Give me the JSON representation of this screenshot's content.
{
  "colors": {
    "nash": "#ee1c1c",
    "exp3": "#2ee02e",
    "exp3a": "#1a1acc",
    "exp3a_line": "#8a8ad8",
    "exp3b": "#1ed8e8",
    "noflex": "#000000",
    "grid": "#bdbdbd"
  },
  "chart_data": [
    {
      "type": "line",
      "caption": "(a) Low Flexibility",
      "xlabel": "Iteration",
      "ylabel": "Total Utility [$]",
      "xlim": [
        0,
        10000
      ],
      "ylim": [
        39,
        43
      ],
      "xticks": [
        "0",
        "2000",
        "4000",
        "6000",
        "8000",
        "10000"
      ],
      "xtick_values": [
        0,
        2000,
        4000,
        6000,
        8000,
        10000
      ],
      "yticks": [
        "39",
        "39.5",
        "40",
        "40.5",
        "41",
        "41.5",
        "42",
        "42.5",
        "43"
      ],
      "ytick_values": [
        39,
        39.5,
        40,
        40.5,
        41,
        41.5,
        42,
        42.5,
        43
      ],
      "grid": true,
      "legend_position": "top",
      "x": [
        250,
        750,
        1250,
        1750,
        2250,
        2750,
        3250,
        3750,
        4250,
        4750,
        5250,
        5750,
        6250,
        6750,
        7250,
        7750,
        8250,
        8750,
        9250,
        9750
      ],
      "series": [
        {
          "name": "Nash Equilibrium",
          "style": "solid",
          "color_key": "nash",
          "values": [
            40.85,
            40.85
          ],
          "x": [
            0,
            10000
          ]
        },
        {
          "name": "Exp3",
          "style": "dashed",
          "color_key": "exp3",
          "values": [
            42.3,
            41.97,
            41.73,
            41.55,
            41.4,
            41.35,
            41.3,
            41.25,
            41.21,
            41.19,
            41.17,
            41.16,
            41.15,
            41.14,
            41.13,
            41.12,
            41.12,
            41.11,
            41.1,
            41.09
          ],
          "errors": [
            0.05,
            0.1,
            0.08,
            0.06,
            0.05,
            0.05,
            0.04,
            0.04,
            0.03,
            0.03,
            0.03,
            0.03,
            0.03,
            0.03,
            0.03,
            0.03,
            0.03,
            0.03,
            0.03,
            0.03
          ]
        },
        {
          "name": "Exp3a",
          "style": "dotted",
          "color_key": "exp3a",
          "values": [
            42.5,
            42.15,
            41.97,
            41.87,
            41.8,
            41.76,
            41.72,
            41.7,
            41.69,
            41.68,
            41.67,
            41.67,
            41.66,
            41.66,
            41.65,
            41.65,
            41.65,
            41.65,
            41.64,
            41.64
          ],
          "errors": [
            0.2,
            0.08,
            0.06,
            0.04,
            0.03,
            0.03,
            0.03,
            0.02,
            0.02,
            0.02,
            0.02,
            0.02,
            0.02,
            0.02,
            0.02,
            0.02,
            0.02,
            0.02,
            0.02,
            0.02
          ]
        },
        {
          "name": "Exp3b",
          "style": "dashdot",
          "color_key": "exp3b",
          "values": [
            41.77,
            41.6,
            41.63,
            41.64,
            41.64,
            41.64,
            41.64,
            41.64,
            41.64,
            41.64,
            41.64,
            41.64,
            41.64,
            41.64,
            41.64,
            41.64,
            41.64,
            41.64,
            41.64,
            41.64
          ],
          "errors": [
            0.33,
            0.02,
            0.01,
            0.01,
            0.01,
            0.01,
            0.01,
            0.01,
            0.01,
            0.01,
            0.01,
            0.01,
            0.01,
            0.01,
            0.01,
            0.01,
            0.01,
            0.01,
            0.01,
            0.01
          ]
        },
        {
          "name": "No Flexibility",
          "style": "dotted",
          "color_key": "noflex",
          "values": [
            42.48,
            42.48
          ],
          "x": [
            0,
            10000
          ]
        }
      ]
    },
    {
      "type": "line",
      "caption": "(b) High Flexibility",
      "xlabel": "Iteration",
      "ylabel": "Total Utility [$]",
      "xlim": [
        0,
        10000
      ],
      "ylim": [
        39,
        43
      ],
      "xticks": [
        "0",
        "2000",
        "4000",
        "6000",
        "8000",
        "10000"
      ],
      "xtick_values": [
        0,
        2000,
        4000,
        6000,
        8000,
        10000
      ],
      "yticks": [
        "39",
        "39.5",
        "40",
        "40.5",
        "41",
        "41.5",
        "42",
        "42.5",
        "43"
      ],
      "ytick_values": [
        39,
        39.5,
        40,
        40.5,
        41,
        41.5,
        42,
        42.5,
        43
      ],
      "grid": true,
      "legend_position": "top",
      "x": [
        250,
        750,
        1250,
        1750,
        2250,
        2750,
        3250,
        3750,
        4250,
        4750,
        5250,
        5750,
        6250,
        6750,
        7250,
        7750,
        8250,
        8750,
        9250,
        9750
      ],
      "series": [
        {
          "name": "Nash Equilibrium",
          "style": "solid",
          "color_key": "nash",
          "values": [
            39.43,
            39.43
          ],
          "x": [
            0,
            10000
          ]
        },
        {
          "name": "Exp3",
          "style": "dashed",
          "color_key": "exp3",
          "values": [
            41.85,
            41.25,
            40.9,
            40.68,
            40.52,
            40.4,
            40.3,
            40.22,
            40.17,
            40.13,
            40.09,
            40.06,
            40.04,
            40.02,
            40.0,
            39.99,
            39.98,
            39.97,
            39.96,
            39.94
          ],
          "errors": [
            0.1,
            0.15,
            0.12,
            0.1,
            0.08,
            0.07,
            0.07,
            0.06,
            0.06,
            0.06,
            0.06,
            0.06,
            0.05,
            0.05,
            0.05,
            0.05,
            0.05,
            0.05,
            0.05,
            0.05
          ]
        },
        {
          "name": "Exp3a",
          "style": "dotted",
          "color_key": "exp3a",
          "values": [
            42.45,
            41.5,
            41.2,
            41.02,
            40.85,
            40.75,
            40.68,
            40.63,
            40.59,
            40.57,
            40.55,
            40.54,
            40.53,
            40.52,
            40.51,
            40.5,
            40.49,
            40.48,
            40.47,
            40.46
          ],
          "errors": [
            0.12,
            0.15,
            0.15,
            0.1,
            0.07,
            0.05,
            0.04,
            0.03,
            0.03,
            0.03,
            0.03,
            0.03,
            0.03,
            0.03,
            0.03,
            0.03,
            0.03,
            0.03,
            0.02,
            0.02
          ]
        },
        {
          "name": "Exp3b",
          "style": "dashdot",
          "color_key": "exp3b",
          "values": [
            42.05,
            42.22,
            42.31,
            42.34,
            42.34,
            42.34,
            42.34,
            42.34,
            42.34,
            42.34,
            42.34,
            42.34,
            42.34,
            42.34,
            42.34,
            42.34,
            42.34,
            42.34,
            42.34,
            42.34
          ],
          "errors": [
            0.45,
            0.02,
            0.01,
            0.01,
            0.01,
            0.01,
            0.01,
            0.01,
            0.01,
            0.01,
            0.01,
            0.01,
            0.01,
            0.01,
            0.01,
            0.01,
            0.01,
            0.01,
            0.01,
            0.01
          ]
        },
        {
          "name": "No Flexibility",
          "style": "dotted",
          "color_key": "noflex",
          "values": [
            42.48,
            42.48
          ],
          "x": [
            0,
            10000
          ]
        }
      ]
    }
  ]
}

○ ○ ○

§ TASK BRIEF
Extract every record. Keep wording exact.

§ EXPECTED ANSWER
Give me the JSON representation of this screenshot's content.
{
  "colors": {
    "nash": "#ee1c1c",
    "exp3": "#2ee02e",
    "exp3a": "#1a1acc",
    "exp3a_line": "#8a8ad8",
    "exp3b": "#1ed8e8",
    "noflex": "#000000",
    "grid": "#bdbdbd"
  },
  "chart_data": [
    {
      "type": "line",
      "caption": "(a) Low Flexibility",
      "xlabel": "Iteration",
      "ylabel": "Total Utility [$]",
      "xlim": [
        0,
        10000
      ],
      "ylim": [
        39,
        43
      ],
      "xticks": [
        "0",
        "2000",
        "4000",
        "6000",
        "8000",
        "10000"
      ],
      "xtick_values": [
        0,
        2000,
        4000,
        6000,
        8000,
        10000
      ],
      "yticks": [
        "39",
        "39.5",
        "40",
        "40.5",
        "41",
        "41.5",
        "42",
        "42.5",
        "43"
      ],
      "ytick_values": [
        39,
        39.5,
        40,
        40.5,
        41,
        41.5,
        42,
        42.5,
        43
      ],
      "grid": true,
      "legend_position": "top",
      "x": [
        250,
        750,
        1250,
        1750,
        2250,
        2750,
        3250,
        3750,
        4250,
        4750,
        5250,
        5750,
        6250,
        6750,
        7250,
        7750,
        8250,
        8750,
        9250,
        9750
      ],
      "series": [
        {
          "name": "Nash Equilibrium",
          "style": "solid",
          "color_key": "nash",
          "values": [
            40.85,
            40.85
          ],
          "x": [
            0,
            10000
          ]
        },
        {
          "name": "Exp3",
          "style": "dashed",
          "color_key": "exp3",
          "values": [
            42.3,
            41.97,
            41.73,
            41.55,
            41.4,
            41.35,
            41.3,
            41.25,
            41.21,
            41.19,
            41.17,
            41.16,
            41.15,
            41.14,
            41.13,
            41.12,
            41.12,
            41.11,
            41.1,
            41.09
          ],
          "errors": [
            0.05,
            0.1,
            0.08,
            0.06,
            0.05,
            0.05,
            0.04,
            0.04,
            0.03,
            0.03,
            0.03,
            0.03,
            0.03,
            0.03,
            0.03,
            0.03,
            0.03,
            0.03,
            0.03,
            0.03
          ]
        },
        {
          "name": "Exp3a",
          "style": "dotted",
          "color_key": "exp3a",
          "values": [
            42.5,
            42.15,
            41.97,
            41.87,
            41.8,
            41.76,
            41.72,
            41.7,
            41.69,
            41.68,
            41.67,
            41.67,
            41.66,
            41.66,
            41.65,
            41.65,
            41.65,
            41.65,
            41.64,
            41.64
          ],
          "errors": [
            0.2,
            0.08,
            0.06,
            0.04,
            0.03,
            0.03,
            0.03,
            0.02,
            0.02,
            0.02,
            0.02,
            0.02,
            0.02,
            0.02,
            0.02,
            0.02,
            0.02,
            0.02,
            0.02,
            0.02
          ]
        },
        {
          "name": "Exp3b",
          "style": "dashdot",
          "color_key": "exp3b",
          "values": [
            41.77,
            41.6,
            41.63,
            41.64,
            41.64,
            41.64,
            41.64,
            41.64,
            41.64,
            41.64,
            41.64,
            41.64,
            41.64,
            41.64,
            41.64,
            41.64,
            41.64,
            41.64,
            41.64,
            41.64
          ],
          "errors": [
            0.33,
            0.02,
            0.01,
            0.01,
            0.01,
            0.01,
            0.01,
            0.01,
            0.01,
            0.01,
            0.01,
            0.01,
            0.01,
            0.01,
            0.01,
            0.01,
            0.01,
            0.01,
            0.01,
            0.01
          ]
        },
        {
          "name": "No Flexibility",
          "style": "dotted",
          "color_key": "noflex",
          "values": [
            42.48,
            42.48
          ],
          "x": [
            0,
            10000
          ]
        }
      ]
    },
    {
      "type": "line",
      "caption": "(b) High Flexibility",
      "xlabel": "Iteration",
      "ylabel": "Total Utility [$]",
      "xlim": [
        0,
        10000
      ],
      "ylim": [
        39,
        43
      ],
      "xticks": [
        "0",
        "2000",
        "4000",
        "6000",
        "8000",
        "10000"
      ],
      "xtick_values": [
        0,
        2000,
        4000,
        6000,
        8000,
        10000
      ],
      "yticks": [
        "39",
        "39.5",
        "40",
        "40.5",
        "41",
        "41.5",
        "42",
        "42.5",
        "43"
      ],
      "ytick_values": [
        39,
        39.5,
        40,
        40.5,
        41,
        41.5,
        42,
        42.5,
        43
      ],
      "grid": true,
      "legend_position": "top",
      "x": [
        250,
        750,
        1250,
        1750,
        2250,
        2750,
        3250,
        3750,
        4250,
        4750,
        5250,
        5750,
        6250,
        6750,
        7250,
        7750,
        8250,
        8750,
        9250,
        9750
      ],
      "series": [
        {
          "name": "Nash Equilibrium",
          "style": "solid",
          "color_key": "nash",
          "values": [
            39.43,
            39.43
          ],
          "x": [
            0,
            10000
          ]
        },
        {
          "name": "Exp3",
          "style": "dashed",
          "color_key": "exp3",
          "values": [
            41.85,
            41.25,
            40.9,
            40.68,
            40.52,
            40.4,
            40.3,
            40.22,
            40.17,
            40.13,
            40.09,
            40.06,
            40.04,
            40.02,
            40.0,
            39.99,
            39.98,
            39.97,
            39.96,
            39.94
          ],
          "errors": [
            0.1,
            0.15,
            0.12,
            0.1,
            0.08,
            0.07,
            0.07,
            0.06,
            0.06,
            0.06,
            0.06,
            0.06,
            0.05,
            0.05,
            0.05,
            0.05,
            0.05,
            0.05,
            0.05,
            0.05
          ]
        },
        {
          "name": "Exp3a",
          "style": "dotted",
          "color_key": "exp3a",
          "values": [
            42.45,
            41.5,
            41.2,
            41.02,
            40.85,
            40.75,
            40.68,
            40.63,
            40.59,
            40.57,
            40.55,
            40.54,
            40.53,
            40.52,
            40.51,
            40.5,
            40.49,
            40.48,
            40.47,
            40.46
          ],
          "errors": [
            0.12,
            0.15,
            0.15,
            0.1,
            0.07,
            0.05,
            0.04,
            0.03,
            0.03,
            0.03,
            0.03,
            0.03,
            0.03,
            0.03,
            0.03,
            0.03,
            0.03,
            0.03,
            0.02,
            0.02
          ]
        },
        {
          "name": "Exp3b",
          "style": "dashdot",
          "color_key": "exp3b",
          "values": [
            42.05,
            42.22,
            42.31,
            42.34,
            42.34,
            42.34,
            42.34,
            42.34,
            42.34,
            42.34,
            42.34,
            42.34,
            42.34,
            42.34,
            42.34,
            42.34,
            42.34,
            42.34,
            42.34,
            42.34
          ],
          "errors": [
            0.45,
            0.02,
            0.01,
            0.01,
            0.01,
            0.01,
            0.01,
            0.01,
            0.01,
            0.01,
            0.01,
            0.01,
            0.01,
            0.01,
            0.01,
            0.01,
            0.01,
            0.01,
            0.01,
            0.01
          ]
        },
        {
          "name": "No Flexibility",
          "style": "dotted",
          "color_key": "noflex",
          "values": [
            42.48,
            42.48
          ],
          "x": [
            0,
            10000
          ]
        }
      ]
    }
  ]
}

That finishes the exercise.